## Supplied records
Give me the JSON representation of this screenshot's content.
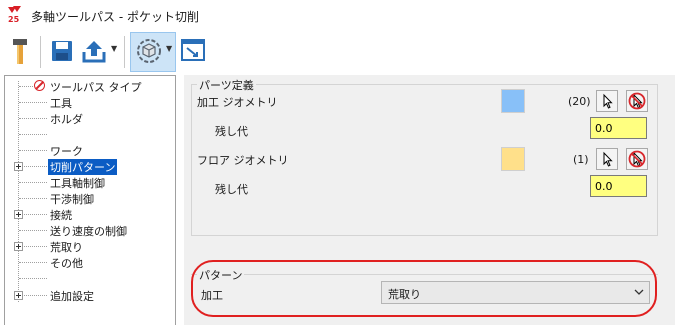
{
  "window": {
    "title": "多軸ツールパス - ポケット切削"
  },
  "toolbar": {
    "items": [
      "tool-icon",
      "save-icon",
      "export-icon",
      "view-3d-icon",
      "window-switch-icon"
    ]
  },
  "tree": {
    "items": [
      {
        "label": "ツールパス タイプ",
        "expandable": false,
        "icon": "forbid-icon"
      },
      {
        "label": "工具",
        "expandable": false
      },
      {
        "label": "ホルダ",
        "expandable": false
      },
      {
        "label": "",
        "expandable": false
      },
      {
        "label": "ワーク",
        "expandable": false
      },
      {
        "label": "切削パターン",
        "expandable": true,
        "selected": true
      },
      {
        "label": "工具軸制御",
        "expandable": false
      },
      {
        "label": "干渉制御",
        "expandable": false
      },
      {
        "label": "接続",
        "expandable": true
      },
      {
        "label": "送り速度の制御",
        "expandable": false
      },
      {
        "label": "荒取り",
        "expandable": true
      },
      {
        "label": "その他",
        "expandable": false
      },
      {
        "label": "",
        "expandable": false
      },
      {
        "label": "追加設定",
        "expandable": true
      }
    ]
  },
  "parts": {
    "group_title": "パーツ定義",
    "machining_geometry": {
      "label": "加工 ジオメトリ",
      "count": "(20)",
      "color": "#88c0f8",
      "stock_label": "残し代",
      "stock_value": "0.0"
    },
    "floor_geometry": {
      "label": "フロア ジオメトリ",
      "count": "(1)",
      "color": "#ffe08a",
      "stock_label": "残し代",
      "stock_value": "0.0"
    }
  },
  "pattern": {
    "group_title": "パターン",
    "machining_label": "加工",
    "machining_value": "荒取り"
  },
  "colors": {
    "selection": "#0b5cc4",
    "input_bg": "#ffff80",
    "highlight": "#e02020"
  }
}
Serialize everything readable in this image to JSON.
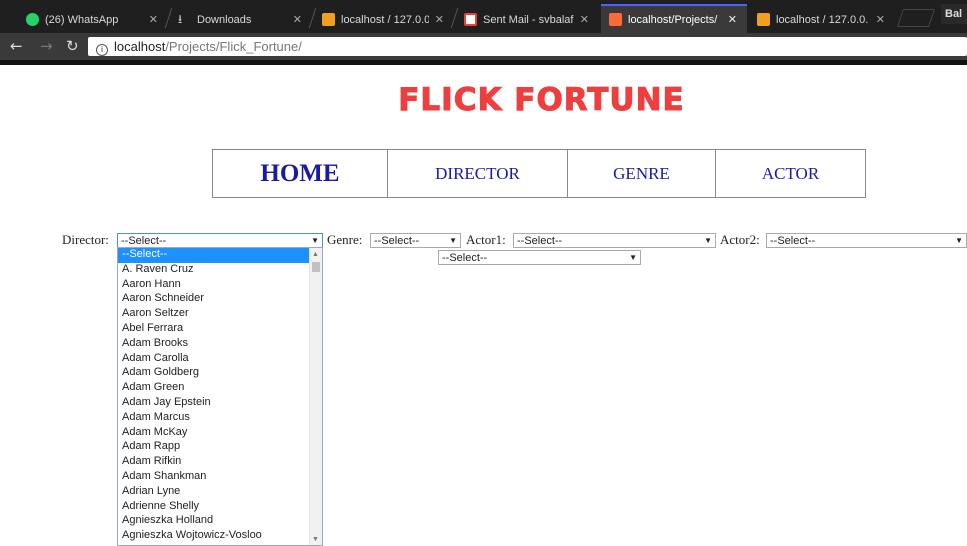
{
  "browser": {
    "tabs": [
      {
        "title": "(26) WhatsApp",
        "icon": "whatsapp-icon",
        "color": "#25d366"
      },
      {
        "title": "Downloads",
        "icon": "download-icon",
        "color": "#cccccc"
      },
      {
        "title": "localhost / 127.0.0.",
        "icon": "phpmyadmin-icon",
        "color": "#f0a020"
      },
      {
        "title": "Sent Mail - svbalaf",
        "icon": "gmail-icon",
        "color": "#ea4335"
      },
      {
        "title": "localhost/Projects/",
        "icon": "page-favicon-icon",
        "color": "#ff6a3a"
      },
      {
        "title": "localhost / 127.0.0.",
        "icon": "phpmyadmin-icon",
        "color": "#f0a020"
      }
    ],
    "profile": "Bal",
    "url_host": "localhost",
    "url_path": "/Projects/Flick_Fortune/"
  },
  "site": {
    "logo": "FLICK FORTUNE",
    "nav": [
      "HOME",
      "DIRECTOR",
      "GENRE",
      "ACTOR"
    ]
  },
  "filters": {
    "director_label": "Director:",
    "genre_label": "Genre:",
    "actor1_label": "Actor1:",
    "actor2_label": "Actor2:",
    "director_value": "--Select--",
    "genre_value": "--Select--",
    "actor1_value": "--Select--",
    "actor2_value": "--Select--",
    "extra_value": "--Select--"
  },
  "director_options": [
    "--Select--",
    "A. Raven Cruz",
    "Aaron Hann",
    "Aaron Schneider",
    "Aaron Seltzer",
    "Abel Ferrara",
    "Adam Brooks",
    "Adam Carolla",
    "Adam Goldberg",
    "Adam Green",
    "Adam Jay Epstein",
    "Adam Marcus",
    "Adam McKay",
    "Adam Rapp",
    "Adam Rifkin",
    "Adam Shankman",
    "Adrian Lyne",
    "Adrienne Shelly",
    "Agnieszka Holland",
    "Agnieszka Wojtowicz-Vosloo"
  ]
}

## Task directions
Exclude every picture and copy the remaining data exactly.

## Response to the exercise
Give me the JSON representation of this screenshot's content.
{
  "window": {
    "title": "多軸ツールパス - ポケット切削"
  },
  "toolbar": {
    "items": [
      "tool-icon",
      "save-icon",
      "export-icon",
      "view-3d-icon",
      "window-switch-icon"
    ]
  },
  "tree": {
    "items": [
      {
        "label": "ツールパス タイプ",
        "expandable": false,
        "icon": "forbid-icon"
      },
      {
        "label": "工具",
        "expandable": false
      },
      {
        "label": "ホルダ",
        "expandable": false
      },
      {
        "label": "",
        "expandable": false
      },
      {
        "label": "ワーク",
        "expandable": false
      },
      {
        "label": "切削パターン",
        "expandable": true,
        "selected": true
      },
      {
        "label": "工具軸制御",
        "expandable": false
      },
      {
        "label": "干渉制御",
        "expandable": false
      },
      {
        "label": "接続",
        "expandable": true
      },
      {
        "label": "送り速度の制御",
        "expandable": false
      },
      {
        "label": "荒取り",
        "expandable": true
      },
      {
        "label": "その他",
        "expandable": false
      },
      {
        "label": "",
        "expandable": false
      },
      {
        "label": "追加設定",
        "expandable": true
      }
    ]
  },
  "parts": {
    "group_title": "パーツ定義",
    "machining_geometry": {
      "label": "加工 ジオメトリ",
      "count": "(20)",
      "color": "#88c0f8",
      "stock_label": "残し代",
      "stock_value": "0.0"
    },
    "floor_geometry": {
      "label": "フロア ジオメトリ",
      "count": "(1)",
      "color": "#ffe08a",
      "stock_label": "残し代",
      "stock_value": "0.0"
    }
  },
  "pattern": {
    "group_title": "パターン",
    "machining_label": "加工",
    "machining_value": "荒取り"
  },
  "colors": {
    "selection": "#0b5cc4",
    "input_bg": "#ffff80",
    "highlight": "#e02020"
  }
}
Serialize everything readable in this image to JSON.
{
  "browser": {
    "tabs": [
      {
        "title": "(26) WhatsApp",
        "icon": "whatsapp-icon",
        "color": "#25d366"
      },
      {
        "title": "Downloads",
        "icon": "download-icon",
        "color": "#cccccc"
      },
      {
        "title": "localhost / 127.0.0.",
        "icon": "phpmyadmin-icon",
        "color": "#f0a020"
      },
      {
        "title": "Sent Mail - svbalaf",
        "icon": "gmail-icon",
        "color": "#ea4335"
      },
      {
        "title": "localhost/Projects/",
        "icon": "page-favicon-icon",
        "color": "#ff6a3a"
      },
      {
        "title": "localhost / 127.0.0.",
        "icon": "phpmyadmin-icon",
        "color": "#f0a020"
      }
    ],
    "profile": "Bal",
    "url_host": "localhost",
    "url_path": "/Projects/Flick_Fortune/"
  },
  "site": {
    "logo": "FLICK FORTUNE",
    "nav": [
      "HOME",
      "DIRECTOR",
      "GENRE",
      "ACTOR"
    ]
  },
  "filters": {
    "director_label": "Director:",
    "genre_label": "Genre:",
    "actor1_label": "Actor1:",
    "actor2_label": "Actor2:",
    "director_value": "--Select--",
    "genre_value": "--Select--",
    "actor1_value": "--Select--",
    "actor2_value": "--Select--",
    "extra_value": "--Select--"
  },
  "director_options": [
    "--Select--",
    "A. Raven Cruz",
    "Aaron Hann",
    "Aaron Schneider",
    "Aaron Seltzer",
    "Abel Ferrara",
    "Adam Brooks",
    "Adam Carolla",
    "Adam Goldberg",
    "Adam Green",
    "Adam Jay Epstein",
    "Adam Marcus",
    "Adam McKay",
    "Adam Rapp",
    "Adam Rifkin",
    "Adam Shankman",
    "Adrian Lyne",
    "Adrienne Shelly",
    "Agnieszka Holland",
    "Agnieszka Wojtowicz-Vosloo"
  ]
}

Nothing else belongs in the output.